**Exercises:**
[1] Repeat the part of the goat grain thread that opens with the words containing "i dont have" and closes with "king and such?", switching "hay" to "straw".
[2] Continue the goat grain thread from the point where it stops.

# grain



## Birchhatchery (Oct 22, 2010)

i dont have goats yet but am gettin em my question is for grain my goats wont have alot of pasture to eat on so will have hay availble 247 do yall mix your own grain? or do you buy made up goat feed from tractor supply rural king and such?


----------



## ChksontheRun (Oct 22, 2010)

I buy from Southern States or Tractor supply.   Seems like most people on here say does can get grain, but bucks and whethers don't need grain, and do fine on only hay and browse.


----------



## ()relics (Oct 22, 2010)

the ration that you feed your goats will depend on several things, type of goat, age and sex of the goat, purpose of your herd ie:meat, dairy, pet.  Also it will change if you have does that are pregnant or soon to be pregnant or if they are lactating.  When you figure out these factors a basic ration question is easier.  If you, like many other producers, have different animals that fit into several different catagories listed above, It may be easier, and more cost effective, for you to custom mix your own feed ration which can be changed from animal to animal depending on need...Fat goats are Not Healthy goats and are expensive to keep....JMO


----------



## Birchhatchery (Oct 24, 2010)

**Dataset extract:**
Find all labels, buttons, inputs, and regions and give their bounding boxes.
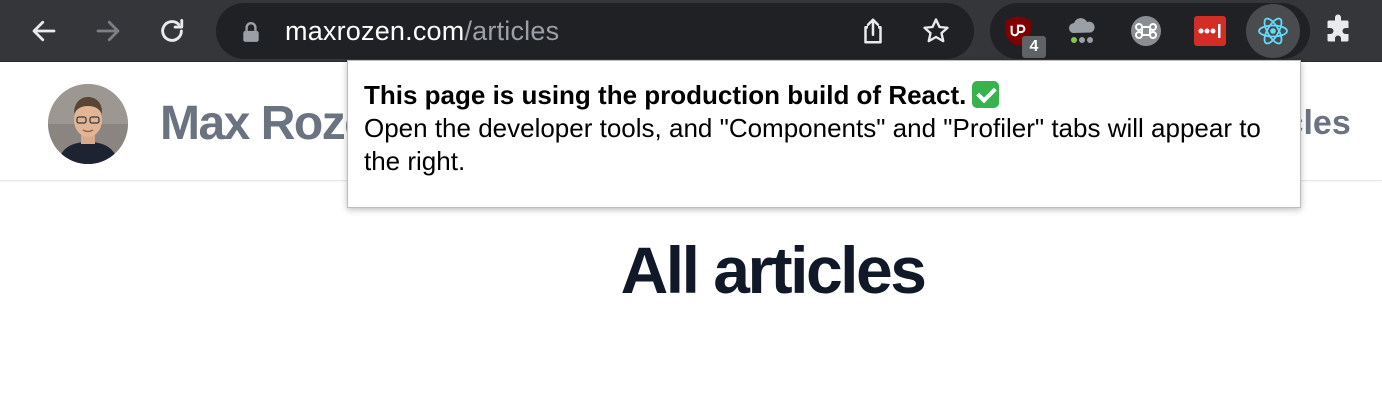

**Solved tasks:**
[1]
i dont have goats yet but am gettin em my question is for grain my goats wont have alot of pasture to eat on so will have straw availble 247 do yall mix your own grain? or do you buy made up goat feed from tractor supply rural king and such?

[2]
well i will have to weathers i want to get them just started and grain/hay i dont really have much pasture so main diet will be hay expect when im  home long enuff to let them out i will be trainin these goats to pack so really i just need a feed to supplement what they dont get naturally grazingi will be working these goats but not to the point of them loosing substational weight


----------



## freemotion (Oct 24, 2010)

Good quality hay and a good loose mineral supplement and fresh, clean water changed twice a day and you are good to go!  You probably won't need grain at all.  Especially if you are getting pygmies or pygmy-x's.  They tend to get a bit on the chunky side on nothing but air!


----------



## Birchhatchery (Oct 24, 2010)

what the diffrence between pygmy and pygmy- xs never herd of the xs?


----------



## freemotion (Oct 24, 2010)

Oh, that is just shorthand for a pygmy-cross, or half pygmy and half some other kind of goat.


----------



## Birchhatchery (Oct 25, 2010)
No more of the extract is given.